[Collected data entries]
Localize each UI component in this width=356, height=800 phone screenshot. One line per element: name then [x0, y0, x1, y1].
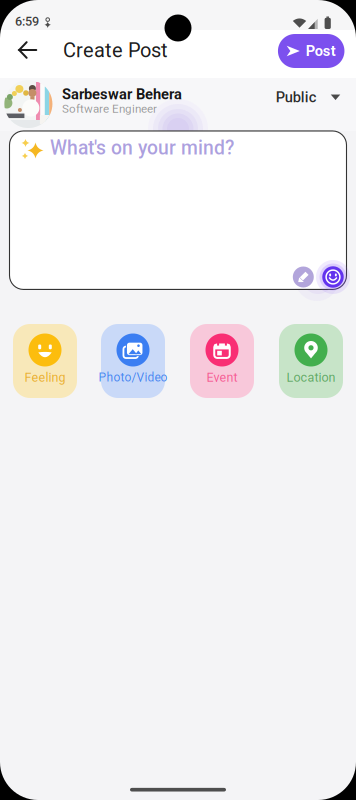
staticText: What's on your mind? [50, 137, 234, 159]
button[interactable]: Emoji [322, 266, 344, 288]
button[interactable]: What's on your mind? [10, 131, 346, 289]
staticText: Photo/Video [98, 370, 168, 385]
button[interactable]: Write [293, 266, 314, 288]
staticText: Public [276, 89, 317, 106]
staticText: Sarbeswar Behera [62, 86, 182, 103]
button[interactable]: Location [279, 324, 343, 398]
staticText: Software Engineer [62, 102, 157, 116]
button[interactable]: Audience: Public [268, 81, 348, 114]
staticText: Create Post [63, 39, 168, 62]
staticText: Post [306, 42, 336, 60]
staticText: Location [286, 370, 336, 385]
button[interactable]: Back [6, 29, 49, 71]
staticText: 6:59 [15, 14, 39, 29]
staticText: Event [206, 370, 238, 385]
button[interactable]: Feeling [13, 324, 77, 398]
staticText: Feeling [24, 370, 66, 385]
button[interactable]: Event [190, 324, 254, 398]
button[interactable]: Photo/Video [101, 324, 165, 398]
button[interactable]: Post [278, 34, 344, 68]
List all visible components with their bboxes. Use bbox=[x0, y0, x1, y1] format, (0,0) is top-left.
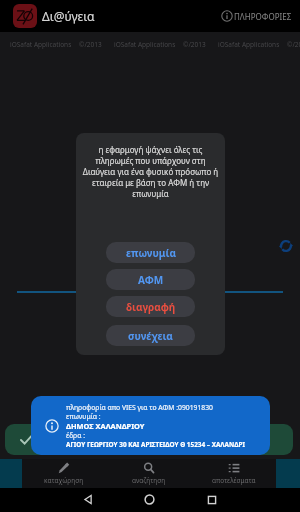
button[interactable]: πληροφορία απο VIES για το ΑΦΜ :09019183… bbox=[31, 396, 270, 455]
staticText: Δι@ύγεια bbox=[42, 8, 95, 24]
staticText: η εφαρμογή ψάχνει όλες τις πληρωμές που … bbox=[81, 144, 220, 199]
staticText: διαγραφή bbox=[126, 300, 176, 314]
button[interactable]: επωνυμία bbox=[106, 242, 195, 263]
staticText: iOSafat Applications bbox=[10, 40, 72, 49]
button[interactable]: Recents bbox=[207, 495, 217, 505]
staticText: ©/2013 bbox=[183, 40, 206, 49]
staticText: ΑΓΙΟΥ ΓΕΩΡΓΙΟΥ 30 ΚΑΙ ΑΡΙΣΤΕΙΔΟΥ Θ 15234… bbox=[66, 440, 245, 449]
staticText: ΑΦΜ bbox=[138, 273, 164, 287]
button[interactable]: ΑΦΜ bbox=[106, 269, 195, 290]
staticText: iOSafat Applications bbox=[218, 40, 280, 49]
button[interactable]: συνέχεια bbox=[106, 325, 195, 346]
staticText: iOSafat Applications bbox=[114, 40, 176, 49]
button[interactable]: Refresh bbox=[279, 239, 293, 253]
staticText: ΠΛΗΡΟΦΟΡΙΕΣ bbox=[234, 11, 292, 22]
staticText: ΔΗΜΟΣ ΧΑΛΑΝΔΡΙΟΥ bbox=[66, 421, 145, 431]
staticText: επωνυμία bbox=[126, 246, 176, 260]
button[interactable]: Home bbox=[144, 494, 155, 505]
staticText: συνέχεια bbox=[128, 329, 173, 343]
staticText: Η έδρα και η επωνυμία ειναι απο το VIES bbox=[39, 430, 172, 440]
button[interactable]: διαγραφή bbox=[106, 296, 195, 317]
staticText: έδρα : bbox=[66, 431, 86, 440]
staticText: αποτελέσματα bbox=[212, 476, 256, 485]
button[interactable]: αναζήτηση bbox=[106, 459, 191, 488]
button[interactable]: Logo bbox=[13, 4, 37, 28]
button[interactable]: Done bbox=[5, 424, 293, 455]
button[interactable]: καταχώρηση bbox=[22, 459, 106, 488]
staticText: καταχώρηση bbox=[44, 476, 84, 485]
staticText: το ΑΦΜ ειναι απο τη Διαύγεια bbox=[39, 440, 138, 450]
button[interactable]: αποτελέσματα bbox=[191, 459, 276, 488]
staticText: επωνυμία : bbox=[66, 412, 101, 421]
staticText: πληροφορία απο VIES για το ΑΦΜ :09019183… bbox=[66, 403, 213, 412]
button[interactable]: ΠΛΗΡΟΦΟΡΙΕΣ bbox=[211, 10, 300, 22]
staticText: ©/2013 bbox=[287, 40, 300, 49]
button[interactable]: Back bbox=[83, 494, 94, 505]
staticText: ©/2013 bbox=[79, 40, 102, 49]
staticText: αναζήτηση bbox=[132, 476, 166, 485]
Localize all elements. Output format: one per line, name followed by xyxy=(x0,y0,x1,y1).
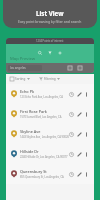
button[interactable]: Filter map xyxy=(48,51,52,55)
staticText: First Rose Park xyxy=(20,109,47,114)
button[interactable]: Edit xyxy=(77,172,82,177)
button[interactable]: Details xyxy=(69,132,74,137)
button[interactable]: Delete xyxy=(85,112,88,117)
button[interactable]: Details xyxy=(69,92,74,97)
button[interactable]: Map control xyxy=(77,65,83,71)
button[interactable]: Details xyxy=(69,172,74,177)
staticText: List View xyxy=(36,9,64,17)
staticText: Skyline Ave xyxy=(20,129,41,134)
button[interactable]: Skyline Ave xyxy=(6,124,94,144)
button[interactable]: Delete xyxy=(85,172,88,177)
staticText: Easy point browsing by filter and search xyxy=(18,19,82,24)
staticText: Echo Pk xyxy=(20,89,35,94)
staticText: Sorting xyxy=(15,77,26,81)
button[interactable]: Edit xyxy=(77,132,82,137)
button[interactable]: Edit xyxy=(77,152,82,157)
staticText: los angeles xyxy=(10,66,26,70)
button[interactable]: Details xyxy=(69,152,74,157)
button[interactable]: Map control xyxy=(67,65,73,71)
button[interactable]: Echo Pk xyxy=(6,84,94,104)
button[interactable]: Details xyxy=(69,112,74,117)
button[interactable]: Delete xyxy=(85,152,88,157)
staticText: Hillside Dr xyxy=(20,149,39,154)
staticText: 123 Echo Park Ave, Los Angeles, CA 90026 xyxy=(20,95,69,99)
staticText: 855 Queensbury St, Los Angeles, CA 90004 xyxy=(20,175,69,179)
button[interactable]: Queensbury St xyxy=(6,164,94,184)
button[interactable]: Filtering xyxy=(39,77,60,81)
staticText: 1570 Sunset Blvd, Los Angeles, CA 90026 xyxy=(20,115,69,119)
staticText: 1234 Points of interest xyxy=(36,39,64,43)
staticText: Queensbury St xyxy=(20,169,47,174)
staticText: 1443 Skyline Ave, Los Angeles, CA 90026 xyxy=(20,135,69,139)
button[interactable]: Delete xyxy=(85,92,88,97)
staticText: 2240 Hillside Dr, Los Angeles, CA 90077 xyxy=(20,155,68,159)
staticText: Map Preview xyxy=(10,56,36,62)
button[interactable]: Edit xyxy=(77,112,82,117)
button[interactable]: Delete xyxy=(85,132,88,137)
button[interactable]: Add point xyxy=(58,51,62,55)
button[interactable]: Search map xyxy=(38,51,42,55)
button[interactable]: Hillside Dr xyxy=(6,144,94,164)
button[interactable]: First Rose Park xyxy=(6,104,94,124)
button[interactable]: Sorting xyxy=(10,77,30,81)
button[interactable]: Edit xyxy=(77,92,82,97)
button[interactable]: los angeles xyxy=(8,65,42,71)
staticText: Filtering xyxy=(44,77,56,81)
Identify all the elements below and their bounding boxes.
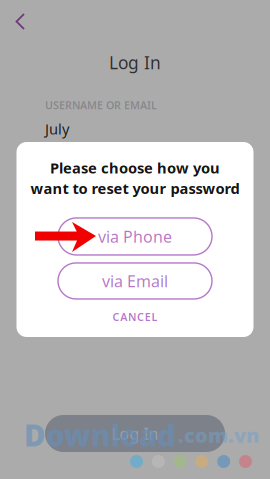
staticText: want to reset your password xyxy=(30,178,240,198)
staticText: Log In xyxy=(109,51,161,74)
staticText: Log In xyxy=(112,423,158,444)
staticText: via Phone xyxy=(98,226,172,247)
button[interactable]: Back xyxy=(9,8,35,34)
staticText: .com xyxy=(178,422,228,448)
button[interactable]: Log In xyxy=(45,415,225,452)
staticText: Download xyxy=(24,416,176,454)
staticText: .vn xyxy=(228,422,259,448)
staticText: July xyxy=(45,119,69,139)
button[interactable]: via Phone xyxy=(58,218,212,255)
staticText: CANCEL xyxy=(112,310,158,324)
button[interactable]: via Email xyxy=(58,263,212,299)
staticText: USERNAME OR EMAIL xyxy=(45,98,157,112)
staticText: Please choose how you xyxy=(50,158,220,178)
staticText: via Email xyxy=(102,270,168,292)
button[interactable]: CANCEL xyxy=(80,304,190,330)
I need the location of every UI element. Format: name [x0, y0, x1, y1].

= Instruction =
Identify every line of the material above that contains the word "αποτελέσματα", and copy each such line. Treat the match as case-sensitive.

= Answer to the problem =
staticText: αποτελέσματα bbox=[212, 476, 256, 485]
button[interactable]: αποτελέσματα bbox=[191, 459, 276, 488]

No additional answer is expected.